EXERCISE AIM
Locate each line holding the string "Eyelashes" and copy it.

GIVEN DATA

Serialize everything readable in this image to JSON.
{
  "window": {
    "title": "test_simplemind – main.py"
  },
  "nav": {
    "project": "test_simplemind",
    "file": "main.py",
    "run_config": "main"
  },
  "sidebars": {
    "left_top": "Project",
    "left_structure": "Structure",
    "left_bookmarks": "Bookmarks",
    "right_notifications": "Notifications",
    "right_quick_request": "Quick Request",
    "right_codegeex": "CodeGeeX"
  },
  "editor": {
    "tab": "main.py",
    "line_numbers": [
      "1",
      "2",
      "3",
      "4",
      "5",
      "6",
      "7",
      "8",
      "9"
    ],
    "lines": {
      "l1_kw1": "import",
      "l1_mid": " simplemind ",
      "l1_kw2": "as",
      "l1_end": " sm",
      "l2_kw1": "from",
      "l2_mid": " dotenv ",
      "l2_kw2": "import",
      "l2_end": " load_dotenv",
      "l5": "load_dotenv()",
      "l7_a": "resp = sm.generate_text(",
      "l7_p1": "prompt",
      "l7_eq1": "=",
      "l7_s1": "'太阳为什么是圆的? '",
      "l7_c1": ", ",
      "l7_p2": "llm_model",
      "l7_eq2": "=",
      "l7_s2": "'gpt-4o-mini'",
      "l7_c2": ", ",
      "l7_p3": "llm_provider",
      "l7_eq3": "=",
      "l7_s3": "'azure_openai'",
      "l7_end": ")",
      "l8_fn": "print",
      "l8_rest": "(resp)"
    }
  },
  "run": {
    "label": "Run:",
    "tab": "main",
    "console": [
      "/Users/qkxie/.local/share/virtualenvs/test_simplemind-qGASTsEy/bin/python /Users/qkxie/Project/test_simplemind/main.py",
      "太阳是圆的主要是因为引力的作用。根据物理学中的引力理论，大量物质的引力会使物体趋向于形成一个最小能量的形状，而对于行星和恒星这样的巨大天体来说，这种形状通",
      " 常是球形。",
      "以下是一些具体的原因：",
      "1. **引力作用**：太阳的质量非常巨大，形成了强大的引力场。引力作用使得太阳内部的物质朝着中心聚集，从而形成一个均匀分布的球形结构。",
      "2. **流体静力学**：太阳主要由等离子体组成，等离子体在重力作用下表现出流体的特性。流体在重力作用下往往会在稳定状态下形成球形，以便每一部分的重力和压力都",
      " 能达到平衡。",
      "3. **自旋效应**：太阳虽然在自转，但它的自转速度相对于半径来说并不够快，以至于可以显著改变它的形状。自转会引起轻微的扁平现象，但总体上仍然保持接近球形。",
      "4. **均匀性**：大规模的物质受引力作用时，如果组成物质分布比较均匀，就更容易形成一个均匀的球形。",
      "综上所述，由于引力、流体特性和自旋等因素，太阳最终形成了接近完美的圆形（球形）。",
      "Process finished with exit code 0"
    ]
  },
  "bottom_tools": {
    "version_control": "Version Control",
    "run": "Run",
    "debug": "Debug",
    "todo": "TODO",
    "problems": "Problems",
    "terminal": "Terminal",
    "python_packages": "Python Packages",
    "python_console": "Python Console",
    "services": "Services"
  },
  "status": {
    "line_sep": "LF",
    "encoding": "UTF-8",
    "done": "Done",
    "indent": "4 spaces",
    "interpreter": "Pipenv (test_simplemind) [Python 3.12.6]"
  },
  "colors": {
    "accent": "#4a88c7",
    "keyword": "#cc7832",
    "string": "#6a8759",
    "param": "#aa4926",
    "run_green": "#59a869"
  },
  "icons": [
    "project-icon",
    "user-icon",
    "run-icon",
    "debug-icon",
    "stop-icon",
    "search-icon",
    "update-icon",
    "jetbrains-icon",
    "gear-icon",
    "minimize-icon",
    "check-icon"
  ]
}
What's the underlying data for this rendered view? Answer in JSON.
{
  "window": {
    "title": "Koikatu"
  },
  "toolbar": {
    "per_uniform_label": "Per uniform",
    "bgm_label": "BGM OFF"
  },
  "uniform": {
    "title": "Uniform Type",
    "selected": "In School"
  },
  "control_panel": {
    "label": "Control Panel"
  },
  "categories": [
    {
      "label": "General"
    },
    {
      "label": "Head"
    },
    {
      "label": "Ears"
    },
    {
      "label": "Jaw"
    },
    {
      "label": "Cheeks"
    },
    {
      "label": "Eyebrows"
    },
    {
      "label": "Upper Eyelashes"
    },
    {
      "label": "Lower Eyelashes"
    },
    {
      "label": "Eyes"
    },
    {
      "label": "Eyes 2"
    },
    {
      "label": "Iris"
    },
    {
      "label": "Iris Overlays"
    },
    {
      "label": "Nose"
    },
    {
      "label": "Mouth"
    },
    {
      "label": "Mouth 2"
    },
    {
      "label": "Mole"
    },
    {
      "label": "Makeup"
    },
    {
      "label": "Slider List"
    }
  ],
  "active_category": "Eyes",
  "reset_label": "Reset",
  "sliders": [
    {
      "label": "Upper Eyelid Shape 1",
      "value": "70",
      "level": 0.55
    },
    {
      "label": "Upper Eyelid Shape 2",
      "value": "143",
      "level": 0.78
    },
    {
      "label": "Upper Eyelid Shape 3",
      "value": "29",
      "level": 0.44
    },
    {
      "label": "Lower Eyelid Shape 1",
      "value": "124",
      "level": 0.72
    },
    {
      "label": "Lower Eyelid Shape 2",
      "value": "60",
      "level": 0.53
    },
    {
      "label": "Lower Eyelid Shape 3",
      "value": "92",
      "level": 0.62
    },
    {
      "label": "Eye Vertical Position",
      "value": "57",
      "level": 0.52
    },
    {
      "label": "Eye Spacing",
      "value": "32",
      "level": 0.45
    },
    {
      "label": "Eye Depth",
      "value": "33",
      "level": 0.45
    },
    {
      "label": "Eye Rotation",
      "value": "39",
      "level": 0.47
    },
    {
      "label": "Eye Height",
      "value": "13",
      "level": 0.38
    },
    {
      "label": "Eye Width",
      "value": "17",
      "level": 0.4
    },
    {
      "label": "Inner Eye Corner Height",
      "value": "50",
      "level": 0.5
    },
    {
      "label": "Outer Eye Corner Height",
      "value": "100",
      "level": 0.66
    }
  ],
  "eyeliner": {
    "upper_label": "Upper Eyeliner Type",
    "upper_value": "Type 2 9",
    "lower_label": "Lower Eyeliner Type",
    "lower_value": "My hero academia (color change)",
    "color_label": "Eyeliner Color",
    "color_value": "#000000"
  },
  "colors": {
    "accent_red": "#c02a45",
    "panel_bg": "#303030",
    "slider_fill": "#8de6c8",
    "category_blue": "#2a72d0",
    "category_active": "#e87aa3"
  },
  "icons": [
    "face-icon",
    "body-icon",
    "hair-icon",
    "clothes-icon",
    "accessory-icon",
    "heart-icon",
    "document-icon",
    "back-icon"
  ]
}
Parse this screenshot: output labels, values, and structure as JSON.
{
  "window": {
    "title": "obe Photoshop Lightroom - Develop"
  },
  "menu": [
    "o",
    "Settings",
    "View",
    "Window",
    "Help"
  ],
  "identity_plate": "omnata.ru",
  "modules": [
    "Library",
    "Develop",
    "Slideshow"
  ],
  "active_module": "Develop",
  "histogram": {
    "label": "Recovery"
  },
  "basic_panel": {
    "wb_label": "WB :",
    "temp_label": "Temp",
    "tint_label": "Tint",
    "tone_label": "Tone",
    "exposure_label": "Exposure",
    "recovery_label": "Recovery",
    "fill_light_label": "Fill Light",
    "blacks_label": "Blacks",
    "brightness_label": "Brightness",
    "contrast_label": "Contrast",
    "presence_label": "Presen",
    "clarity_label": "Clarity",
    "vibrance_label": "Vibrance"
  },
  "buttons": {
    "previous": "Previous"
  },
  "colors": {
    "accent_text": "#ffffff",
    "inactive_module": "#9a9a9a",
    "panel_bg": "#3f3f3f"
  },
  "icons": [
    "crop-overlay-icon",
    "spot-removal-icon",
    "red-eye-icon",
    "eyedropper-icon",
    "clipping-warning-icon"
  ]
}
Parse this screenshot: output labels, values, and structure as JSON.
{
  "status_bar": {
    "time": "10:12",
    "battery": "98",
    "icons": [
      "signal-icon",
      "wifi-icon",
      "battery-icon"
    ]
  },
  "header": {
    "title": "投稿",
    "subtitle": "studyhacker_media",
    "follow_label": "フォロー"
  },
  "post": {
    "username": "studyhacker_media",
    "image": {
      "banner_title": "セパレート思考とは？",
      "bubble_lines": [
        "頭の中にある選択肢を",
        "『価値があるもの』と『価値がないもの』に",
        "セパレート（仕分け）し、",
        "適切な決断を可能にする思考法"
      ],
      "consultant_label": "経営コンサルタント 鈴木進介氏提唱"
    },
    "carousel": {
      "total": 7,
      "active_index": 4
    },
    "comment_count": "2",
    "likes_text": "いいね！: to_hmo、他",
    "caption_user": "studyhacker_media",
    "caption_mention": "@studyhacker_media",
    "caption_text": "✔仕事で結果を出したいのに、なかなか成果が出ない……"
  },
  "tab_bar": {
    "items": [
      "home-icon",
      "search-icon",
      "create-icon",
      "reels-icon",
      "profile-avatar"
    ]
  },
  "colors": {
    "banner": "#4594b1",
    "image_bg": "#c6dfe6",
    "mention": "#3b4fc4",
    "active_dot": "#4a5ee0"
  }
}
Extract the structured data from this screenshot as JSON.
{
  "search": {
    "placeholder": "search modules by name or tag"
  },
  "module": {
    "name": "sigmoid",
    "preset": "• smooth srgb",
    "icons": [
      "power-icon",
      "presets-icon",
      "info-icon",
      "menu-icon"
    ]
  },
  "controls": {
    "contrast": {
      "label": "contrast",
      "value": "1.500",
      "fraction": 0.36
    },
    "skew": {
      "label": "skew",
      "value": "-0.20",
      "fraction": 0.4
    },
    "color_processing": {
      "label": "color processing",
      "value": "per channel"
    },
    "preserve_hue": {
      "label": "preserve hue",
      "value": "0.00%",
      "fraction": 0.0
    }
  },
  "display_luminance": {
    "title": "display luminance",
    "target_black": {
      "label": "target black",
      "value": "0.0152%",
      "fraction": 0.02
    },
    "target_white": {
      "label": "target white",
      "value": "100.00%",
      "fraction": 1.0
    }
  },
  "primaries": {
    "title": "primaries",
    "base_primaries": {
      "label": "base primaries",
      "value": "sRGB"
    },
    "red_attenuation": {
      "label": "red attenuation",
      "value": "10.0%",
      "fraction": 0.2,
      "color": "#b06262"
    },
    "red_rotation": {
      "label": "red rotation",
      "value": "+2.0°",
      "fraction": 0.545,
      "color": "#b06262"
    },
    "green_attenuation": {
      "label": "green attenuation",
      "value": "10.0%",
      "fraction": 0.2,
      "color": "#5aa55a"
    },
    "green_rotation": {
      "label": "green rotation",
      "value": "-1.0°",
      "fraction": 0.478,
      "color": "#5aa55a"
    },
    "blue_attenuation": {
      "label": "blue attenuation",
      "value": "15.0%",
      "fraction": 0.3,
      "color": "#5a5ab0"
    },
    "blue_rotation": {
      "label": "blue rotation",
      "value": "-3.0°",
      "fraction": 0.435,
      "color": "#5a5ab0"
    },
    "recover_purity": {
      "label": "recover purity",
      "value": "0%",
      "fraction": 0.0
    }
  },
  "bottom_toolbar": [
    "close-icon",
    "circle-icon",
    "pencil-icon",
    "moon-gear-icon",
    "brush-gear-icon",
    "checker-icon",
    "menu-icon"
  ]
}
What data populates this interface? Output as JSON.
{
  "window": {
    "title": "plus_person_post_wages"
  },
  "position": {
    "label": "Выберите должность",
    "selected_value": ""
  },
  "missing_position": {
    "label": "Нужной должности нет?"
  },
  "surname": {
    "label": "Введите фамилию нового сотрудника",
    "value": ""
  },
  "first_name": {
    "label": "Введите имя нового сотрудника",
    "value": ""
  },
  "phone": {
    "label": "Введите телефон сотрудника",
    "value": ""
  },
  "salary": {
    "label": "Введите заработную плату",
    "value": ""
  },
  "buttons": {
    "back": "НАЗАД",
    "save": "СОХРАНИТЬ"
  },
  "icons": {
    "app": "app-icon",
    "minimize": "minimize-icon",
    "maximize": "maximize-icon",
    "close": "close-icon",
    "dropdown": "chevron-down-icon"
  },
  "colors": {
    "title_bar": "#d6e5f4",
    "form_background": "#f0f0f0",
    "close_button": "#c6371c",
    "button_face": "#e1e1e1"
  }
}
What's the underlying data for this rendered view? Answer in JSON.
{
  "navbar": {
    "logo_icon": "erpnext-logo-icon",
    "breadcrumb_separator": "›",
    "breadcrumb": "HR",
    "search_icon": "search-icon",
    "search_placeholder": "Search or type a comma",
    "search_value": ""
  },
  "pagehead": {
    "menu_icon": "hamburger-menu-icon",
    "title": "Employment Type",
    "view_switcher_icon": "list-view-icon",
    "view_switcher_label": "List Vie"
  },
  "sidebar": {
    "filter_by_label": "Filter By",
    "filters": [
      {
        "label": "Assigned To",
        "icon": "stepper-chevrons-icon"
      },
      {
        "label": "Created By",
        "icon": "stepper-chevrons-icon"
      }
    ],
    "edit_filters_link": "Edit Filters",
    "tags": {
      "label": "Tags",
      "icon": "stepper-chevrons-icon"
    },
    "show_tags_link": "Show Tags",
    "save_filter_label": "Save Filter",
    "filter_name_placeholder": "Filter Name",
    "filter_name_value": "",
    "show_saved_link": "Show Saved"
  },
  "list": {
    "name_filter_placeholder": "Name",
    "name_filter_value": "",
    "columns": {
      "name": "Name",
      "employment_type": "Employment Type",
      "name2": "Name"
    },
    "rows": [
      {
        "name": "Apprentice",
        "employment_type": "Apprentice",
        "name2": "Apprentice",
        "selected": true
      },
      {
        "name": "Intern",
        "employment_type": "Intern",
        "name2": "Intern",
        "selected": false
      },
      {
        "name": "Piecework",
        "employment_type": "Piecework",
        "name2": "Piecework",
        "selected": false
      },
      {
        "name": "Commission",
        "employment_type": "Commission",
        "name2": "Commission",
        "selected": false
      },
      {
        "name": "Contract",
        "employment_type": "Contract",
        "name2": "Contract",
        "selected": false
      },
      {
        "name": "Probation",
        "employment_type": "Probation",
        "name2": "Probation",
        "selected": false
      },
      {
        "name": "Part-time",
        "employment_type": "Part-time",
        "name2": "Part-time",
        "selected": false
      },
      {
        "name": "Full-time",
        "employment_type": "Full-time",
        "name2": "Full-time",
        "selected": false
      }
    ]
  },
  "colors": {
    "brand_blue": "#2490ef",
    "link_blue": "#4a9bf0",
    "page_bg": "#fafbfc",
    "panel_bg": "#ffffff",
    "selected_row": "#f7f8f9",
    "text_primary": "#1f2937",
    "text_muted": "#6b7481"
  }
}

RESPONSE BELOW
      "label": "Upper Eyelashes"
      "label": "Lower Eyelashes"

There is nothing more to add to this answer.